* _To do_
What follows is a block of records; reproduce all of it verbatim.
>> start Extracted entries
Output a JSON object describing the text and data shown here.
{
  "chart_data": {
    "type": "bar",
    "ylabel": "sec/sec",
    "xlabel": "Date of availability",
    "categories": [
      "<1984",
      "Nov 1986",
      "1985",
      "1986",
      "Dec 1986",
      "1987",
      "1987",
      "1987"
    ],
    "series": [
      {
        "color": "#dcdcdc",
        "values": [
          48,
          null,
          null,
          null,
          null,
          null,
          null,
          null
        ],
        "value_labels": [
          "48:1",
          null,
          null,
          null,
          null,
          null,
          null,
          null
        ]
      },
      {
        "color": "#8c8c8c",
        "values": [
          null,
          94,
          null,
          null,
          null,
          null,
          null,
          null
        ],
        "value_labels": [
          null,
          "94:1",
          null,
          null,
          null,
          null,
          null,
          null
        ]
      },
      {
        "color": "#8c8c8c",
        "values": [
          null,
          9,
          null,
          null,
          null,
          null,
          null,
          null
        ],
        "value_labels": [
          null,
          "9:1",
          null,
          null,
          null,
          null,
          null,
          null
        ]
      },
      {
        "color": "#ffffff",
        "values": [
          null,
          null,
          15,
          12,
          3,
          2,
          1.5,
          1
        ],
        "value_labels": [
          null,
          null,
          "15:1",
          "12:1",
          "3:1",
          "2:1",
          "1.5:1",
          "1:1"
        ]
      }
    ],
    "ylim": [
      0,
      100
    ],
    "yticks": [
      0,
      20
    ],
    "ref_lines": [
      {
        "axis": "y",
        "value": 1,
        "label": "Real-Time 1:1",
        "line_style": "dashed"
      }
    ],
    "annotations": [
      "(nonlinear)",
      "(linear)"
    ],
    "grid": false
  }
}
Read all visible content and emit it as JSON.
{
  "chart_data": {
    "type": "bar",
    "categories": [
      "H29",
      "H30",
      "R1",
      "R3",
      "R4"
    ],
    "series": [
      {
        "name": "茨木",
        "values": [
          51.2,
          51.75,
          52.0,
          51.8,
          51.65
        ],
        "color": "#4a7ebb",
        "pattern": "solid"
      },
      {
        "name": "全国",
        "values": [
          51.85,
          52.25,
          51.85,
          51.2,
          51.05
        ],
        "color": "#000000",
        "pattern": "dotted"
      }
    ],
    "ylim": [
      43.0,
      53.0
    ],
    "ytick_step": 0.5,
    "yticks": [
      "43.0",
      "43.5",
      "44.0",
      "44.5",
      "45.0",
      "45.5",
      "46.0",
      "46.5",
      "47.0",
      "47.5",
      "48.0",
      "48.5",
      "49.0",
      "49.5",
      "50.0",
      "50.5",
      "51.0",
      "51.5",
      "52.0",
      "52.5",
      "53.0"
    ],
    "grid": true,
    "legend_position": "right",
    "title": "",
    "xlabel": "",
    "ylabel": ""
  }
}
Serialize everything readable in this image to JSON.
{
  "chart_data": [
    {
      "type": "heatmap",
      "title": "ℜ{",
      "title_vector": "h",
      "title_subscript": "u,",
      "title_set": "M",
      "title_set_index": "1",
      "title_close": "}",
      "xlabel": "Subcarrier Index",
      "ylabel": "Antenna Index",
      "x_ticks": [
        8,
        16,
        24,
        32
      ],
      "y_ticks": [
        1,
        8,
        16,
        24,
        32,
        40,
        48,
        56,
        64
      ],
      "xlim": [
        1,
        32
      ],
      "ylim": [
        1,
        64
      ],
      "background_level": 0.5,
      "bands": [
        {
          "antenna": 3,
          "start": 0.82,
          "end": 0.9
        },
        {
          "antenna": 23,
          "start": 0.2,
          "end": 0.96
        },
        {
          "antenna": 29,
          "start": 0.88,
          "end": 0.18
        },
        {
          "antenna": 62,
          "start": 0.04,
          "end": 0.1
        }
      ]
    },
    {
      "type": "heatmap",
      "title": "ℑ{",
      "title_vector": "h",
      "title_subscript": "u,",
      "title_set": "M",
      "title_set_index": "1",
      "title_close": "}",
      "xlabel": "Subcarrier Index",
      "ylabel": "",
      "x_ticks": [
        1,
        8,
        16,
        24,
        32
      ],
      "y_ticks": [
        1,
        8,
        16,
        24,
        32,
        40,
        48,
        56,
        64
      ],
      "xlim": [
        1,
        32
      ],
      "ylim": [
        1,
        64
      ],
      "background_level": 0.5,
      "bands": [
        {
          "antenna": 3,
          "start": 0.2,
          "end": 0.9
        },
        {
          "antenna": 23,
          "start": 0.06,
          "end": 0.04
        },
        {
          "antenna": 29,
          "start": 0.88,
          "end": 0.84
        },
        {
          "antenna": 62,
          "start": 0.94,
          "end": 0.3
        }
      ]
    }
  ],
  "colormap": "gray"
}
>> end Extracted entries
* _Answer below_
Output a JSON object describing the text and data shown here.
{
  "chart_data": {
    "type": "bar",
    "ylabel": "sec/sec",
    "xlabel": "Date of availability",
    "categories": [
      "<1984",
      "Nov 1986",
      "1985",
      "1986",
      "Dec 1986",
      "1987",
      "1987",
      "1987"
    ],
    "series": [
      {
        "color": "#dcdcdc",
        "values": [
          48,
          null,
          null,
          null,
          null,
          null,
          null,
          null
        ],
        "value_labels": [
          "48:1",
          null,
          null,
          null,
          null,
          null,
          null,
          null
        ]
      },
      {
        "color": "#8c8c8c",
        "values": [
          null,
          94,
          null,
          null,
          null,
          null,
          null,
          null
        ],
        "value_labels": [
          null,
          "94:1",
          null,
          null,
          null,
          null,
          null,
          null
        ]
      },
      {
        "color": "#8c8c8c",
        "values": [
          null,
          9,
          null,
          null,
          null,
          null,
          null,
          null
        ],
        "value_labels": [
          null,
          "9:1",
          null,
          null,
          null,
          null,
          null,
          null
        ]
      },
      {
        "color": "#ffffff",
        "values": [
          null,
          null,
          15,
          12,
          3,
          2,
          1.5,
          1
        ],
        "value_labels": [
          null,
          null,
          "15:1",
          "12:1",
          "3:1",
          "2:1",
          "1.5:1",
          "1:1"
        ]
      }
    ],
    "ylim": [
      0,
      100
    ],
    "yticks": [
      0,
      20
    ],
    "ref_lines": [
      {
        "axis": "y",
        "value": 1,
        "label": "Real-Time 1:1",
        "line_style": "dashed"
      }
    ],
    "annotations": [
      "(nonlinear)",
      "(linear)"
    ],
    "grid": false
  }
}
Read all visible content and emit it as JSON.
{
  "chart_data": {
    "type": "bar",
    "categories": [
      "H29",
      "H30",
      "R1",
      "R3",
      "R4"
    ],
    "series": [
      {
        "name": "茨木",
        "values": [
          51.2,
          51.75,
          52.0,
          51.8,
          51.65
        ],
        "color": "#4a7ebb",
        "pattern": "solid"
      },
      {
        "name": "全国",
        "values": [
          51.85,
          52.25,
          51.85,
          51.2,
          51.05
        ],
        "color": "#000000",
        "pattern": "dotted"
      }
    ],
    "ylim": [
      43.0,
      53.0
    ],
    "ytick_step": 0.5,
    "yticks": [
      "43.0",
      "43.5",
      "44.0",
      "44.5",
      "45.0",
      "45.5",
      "46.0",
      "46.5",
      "47.0",
      "47.5",
      "48.0",
      "48.5",
      "49.0",
      "49.5",
      "50.0",
      "50.5",
      "51.0",
      "51.5",
      "52.0",
      "52.5",
      "53.0"
    ],
    "grid": true,
    "legend_position": "right",
    "title": "",
    "xlabel": "",
    "ylabel": ""
  }
}
Serialize everything readable in this image to JSON.
{
  "chart_data": [
    {
      "type": "heatmap",
      "title": "ℜ{",
      "title_vector": "h",
      "title_subscript": "u,",
      "title_set": "M",
      "title_set_index": "1",
      "title_close": "}",
      "xlabel": "Subcarrier Index",
      "ylabel": "Antenna Index",
      "x_ticks": [
        8,
        16,
        24,
        32
      ],
      "y_ticks": [
        1,
        8,
        16,
        24,
        32,
        40,
        48,
        56,
        64
      ],
      "xlim": [
        1,
        32
      ],
      "ylim": [
        1,
        64
      ],
      "background_level": 0.5,
      "bands": [
        {
          "antenna": 3,
          "start": 0.82,
          "end": 0.9
        },
        {
          "antenna": 23,
          "start": 0.2,
          "end": 0.96
        },
        {
          "antenna": 29,
          "start": 0.88,
          "end": 0.18
        },
        {
          "antenna": 62,
          "start": 0.04,
          "end": 0.1
        }
      ]
    },
    {
      "type": "heatmap",
      "title": "ℑ{",
      "title_vector": "h",
      "title_subscript": "u,",
      "title_set": "M",
      "title_set_index": "1",
      "title_close": "}",
      "xlabel": "Subcarrier Index",
      "ylabel": "",
      "x_ticks": [
        1,
        8,
        16,
        24,
        32
      ],
      "y_ticks": [
        1,
        8,
        16,
        24,
        32,
        40,
        48,
        56,
        64
      ],
      "xlim": [
        1,
        32
      ],
      "ylim": [
        1,
        64
      ],
      "background_level": 0.5,
      "bands": [
        {
          "antenna": 3,
          "start": 0.2,
          "end": 0.9
        },
        {
          "antenna": 23,
          "start": 0.06,
          "end": 0.04
        },
        {
          "antenna": 29,
          "start": 0.88,
          "end": 0.84
        },
        {
          "antenna": 62,
          "start": 0.94,
          "end": 0.3
        }
      ]
    }
  ],
  "colormap": "gray"
}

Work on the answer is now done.